■ Data entries ■
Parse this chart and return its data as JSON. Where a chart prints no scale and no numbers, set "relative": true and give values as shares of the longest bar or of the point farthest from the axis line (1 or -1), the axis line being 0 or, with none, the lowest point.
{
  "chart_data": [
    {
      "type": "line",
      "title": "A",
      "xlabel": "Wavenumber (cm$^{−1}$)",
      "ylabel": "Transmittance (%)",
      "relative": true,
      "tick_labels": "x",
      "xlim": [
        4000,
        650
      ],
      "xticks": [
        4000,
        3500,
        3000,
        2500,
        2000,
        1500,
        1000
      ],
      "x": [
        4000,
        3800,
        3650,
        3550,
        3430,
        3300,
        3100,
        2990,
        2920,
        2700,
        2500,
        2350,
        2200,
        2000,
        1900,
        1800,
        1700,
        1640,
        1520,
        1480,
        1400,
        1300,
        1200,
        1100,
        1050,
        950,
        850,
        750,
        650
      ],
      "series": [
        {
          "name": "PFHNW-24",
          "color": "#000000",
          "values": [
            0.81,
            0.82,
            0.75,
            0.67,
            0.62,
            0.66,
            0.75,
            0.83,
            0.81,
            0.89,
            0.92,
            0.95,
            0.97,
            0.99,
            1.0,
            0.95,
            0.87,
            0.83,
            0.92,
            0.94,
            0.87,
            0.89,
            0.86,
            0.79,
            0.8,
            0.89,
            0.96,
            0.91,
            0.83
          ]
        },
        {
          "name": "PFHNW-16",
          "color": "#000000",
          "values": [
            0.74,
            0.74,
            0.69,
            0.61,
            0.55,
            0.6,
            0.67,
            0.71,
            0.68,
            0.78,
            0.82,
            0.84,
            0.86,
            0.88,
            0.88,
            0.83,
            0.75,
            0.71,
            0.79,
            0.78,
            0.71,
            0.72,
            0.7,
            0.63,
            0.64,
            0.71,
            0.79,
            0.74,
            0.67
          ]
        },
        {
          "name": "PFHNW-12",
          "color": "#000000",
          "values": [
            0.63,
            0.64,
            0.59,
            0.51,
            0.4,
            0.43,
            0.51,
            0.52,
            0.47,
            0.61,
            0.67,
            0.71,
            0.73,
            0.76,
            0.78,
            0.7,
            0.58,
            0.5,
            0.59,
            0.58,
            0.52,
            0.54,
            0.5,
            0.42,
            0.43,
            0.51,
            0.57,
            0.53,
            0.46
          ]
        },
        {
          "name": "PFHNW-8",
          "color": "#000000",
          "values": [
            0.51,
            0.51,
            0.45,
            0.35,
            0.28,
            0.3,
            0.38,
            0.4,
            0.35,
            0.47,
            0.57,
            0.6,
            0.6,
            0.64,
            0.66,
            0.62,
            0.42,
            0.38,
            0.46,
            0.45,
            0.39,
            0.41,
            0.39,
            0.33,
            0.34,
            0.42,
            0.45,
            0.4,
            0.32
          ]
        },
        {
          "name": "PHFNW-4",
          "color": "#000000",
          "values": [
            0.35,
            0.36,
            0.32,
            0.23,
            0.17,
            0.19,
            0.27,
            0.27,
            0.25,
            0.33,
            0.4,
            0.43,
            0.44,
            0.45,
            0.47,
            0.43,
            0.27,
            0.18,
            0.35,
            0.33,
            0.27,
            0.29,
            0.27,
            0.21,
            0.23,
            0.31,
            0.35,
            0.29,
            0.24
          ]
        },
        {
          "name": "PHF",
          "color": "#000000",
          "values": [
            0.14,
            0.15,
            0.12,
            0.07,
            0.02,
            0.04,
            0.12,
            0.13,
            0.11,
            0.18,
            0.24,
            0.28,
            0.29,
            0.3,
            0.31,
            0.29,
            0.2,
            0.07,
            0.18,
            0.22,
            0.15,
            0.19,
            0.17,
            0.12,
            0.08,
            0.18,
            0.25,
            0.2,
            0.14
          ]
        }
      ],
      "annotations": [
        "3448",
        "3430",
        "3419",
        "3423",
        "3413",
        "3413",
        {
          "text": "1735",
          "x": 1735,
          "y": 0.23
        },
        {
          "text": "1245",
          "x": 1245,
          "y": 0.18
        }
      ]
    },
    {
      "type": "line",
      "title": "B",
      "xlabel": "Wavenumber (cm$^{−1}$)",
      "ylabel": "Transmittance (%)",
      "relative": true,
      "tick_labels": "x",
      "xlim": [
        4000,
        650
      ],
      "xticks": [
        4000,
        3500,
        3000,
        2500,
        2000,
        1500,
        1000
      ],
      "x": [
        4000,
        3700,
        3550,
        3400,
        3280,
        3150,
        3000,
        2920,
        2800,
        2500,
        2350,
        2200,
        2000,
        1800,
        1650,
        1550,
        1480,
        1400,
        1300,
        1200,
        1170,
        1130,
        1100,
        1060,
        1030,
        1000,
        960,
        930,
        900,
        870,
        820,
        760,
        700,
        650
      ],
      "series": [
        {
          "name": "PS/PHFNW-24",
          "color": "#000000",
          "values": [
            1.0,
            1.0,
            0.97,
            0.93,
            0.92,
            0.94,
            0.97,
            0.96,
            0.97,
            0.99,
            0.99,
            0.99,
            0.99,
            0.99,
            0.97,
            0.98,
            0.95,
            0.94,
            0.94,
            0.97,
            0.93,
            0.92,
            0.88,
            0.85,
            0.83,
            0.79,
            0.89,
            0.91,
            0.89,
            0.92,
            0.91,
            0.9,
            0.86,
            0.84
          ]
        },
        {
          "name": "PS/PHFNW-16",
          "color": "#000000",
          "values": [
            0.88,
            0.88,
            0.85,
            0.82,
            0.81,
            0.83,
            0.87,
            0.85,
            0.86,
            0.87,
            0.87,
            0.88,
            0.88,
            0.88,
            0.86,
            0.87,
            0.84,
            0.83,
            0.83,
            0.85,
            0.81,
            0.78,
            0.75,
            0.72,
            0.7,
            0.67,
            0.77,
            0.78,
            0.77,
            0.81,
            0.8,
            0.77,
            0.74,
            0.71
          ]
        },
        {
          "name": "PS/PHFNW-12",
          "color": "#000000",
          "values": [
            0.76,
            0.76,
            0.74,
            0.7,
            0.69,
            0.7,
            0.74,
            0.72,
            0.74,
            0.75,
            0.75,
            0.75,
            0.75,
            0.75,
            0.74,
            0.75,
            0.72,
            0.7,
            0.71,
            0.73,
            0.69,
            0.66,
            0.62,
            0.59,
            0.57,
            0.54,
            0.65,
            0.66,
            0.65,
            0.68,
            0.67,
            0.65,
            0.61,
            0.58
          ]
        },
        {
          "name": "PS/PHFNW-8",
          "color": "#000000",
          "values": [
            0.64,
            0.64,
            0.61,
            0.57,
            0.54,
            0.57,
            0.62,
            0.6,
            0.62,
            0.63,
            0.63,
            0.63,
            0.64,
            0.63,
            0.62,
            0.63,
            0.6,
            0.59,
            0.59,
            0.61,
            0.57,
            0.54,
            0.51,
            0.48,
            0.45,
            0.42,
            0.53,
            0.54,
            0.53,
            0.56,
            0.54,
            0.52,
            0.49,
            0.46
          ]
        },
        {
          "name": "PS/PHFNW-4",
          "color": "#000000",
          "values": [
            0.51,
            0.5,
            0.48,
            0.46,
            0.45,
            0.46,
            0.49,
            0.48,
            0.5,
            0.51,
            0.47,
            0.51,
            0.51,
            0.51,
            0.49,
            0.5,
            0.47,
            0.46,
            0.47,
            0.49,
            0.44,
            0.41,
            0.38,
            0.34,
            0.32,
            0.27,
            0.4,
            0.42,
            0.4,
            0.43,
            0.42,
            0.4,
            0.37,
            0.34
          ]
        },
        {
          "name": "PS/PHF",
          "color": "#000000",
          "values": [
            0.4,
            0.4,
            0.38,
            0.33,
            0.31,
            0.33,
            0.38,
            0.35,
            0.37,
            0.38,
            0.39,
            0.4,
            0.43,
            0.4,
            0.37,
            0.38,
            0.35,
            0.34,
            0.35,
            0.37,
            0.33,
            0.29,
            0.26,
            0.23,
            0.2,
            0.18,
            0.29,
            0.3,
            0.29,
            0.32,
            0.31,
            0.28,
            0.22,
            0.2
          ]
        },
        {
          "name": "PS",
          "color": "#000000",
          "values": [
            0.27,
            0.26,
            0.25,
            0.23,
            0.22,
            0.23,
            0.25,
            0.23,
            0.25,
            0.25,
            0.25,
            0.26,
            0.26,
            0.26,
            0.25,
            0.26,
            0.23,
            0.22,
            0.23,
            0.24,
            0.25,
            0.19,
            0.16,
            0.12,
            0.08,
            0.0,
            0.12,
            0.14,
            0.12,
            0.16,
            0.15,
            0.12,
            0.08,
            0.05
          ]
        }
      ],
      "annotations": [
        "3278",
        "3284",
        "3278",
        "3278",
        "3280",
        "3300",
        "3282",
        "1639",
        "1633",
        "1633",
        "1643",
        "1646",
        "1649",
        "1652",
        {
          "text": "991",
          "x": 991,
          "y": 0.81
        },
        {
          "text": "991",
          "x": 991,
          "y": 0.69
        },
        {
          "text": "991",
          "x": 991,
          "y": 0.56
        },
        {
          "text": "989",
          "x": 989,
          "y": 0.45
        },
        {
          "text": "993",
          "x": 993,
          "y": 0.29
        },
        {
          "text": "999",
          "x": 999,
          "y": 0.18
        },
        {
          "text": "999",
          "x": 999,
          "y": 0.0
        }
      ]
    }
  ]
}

■ Stated exercise ■
Lines that include the word "PHFNW" are to be extracted from the data above.

■ The completed task ■
          "name": "PHFNW-4",
          "name": "PS/PHFNW-24",
          "name": "PS/PHFNW-16",
          "name": "PS/PHFNW-12",
          "name": "PS/PHFNW-8",
          "name": "PS/PHFNW-4",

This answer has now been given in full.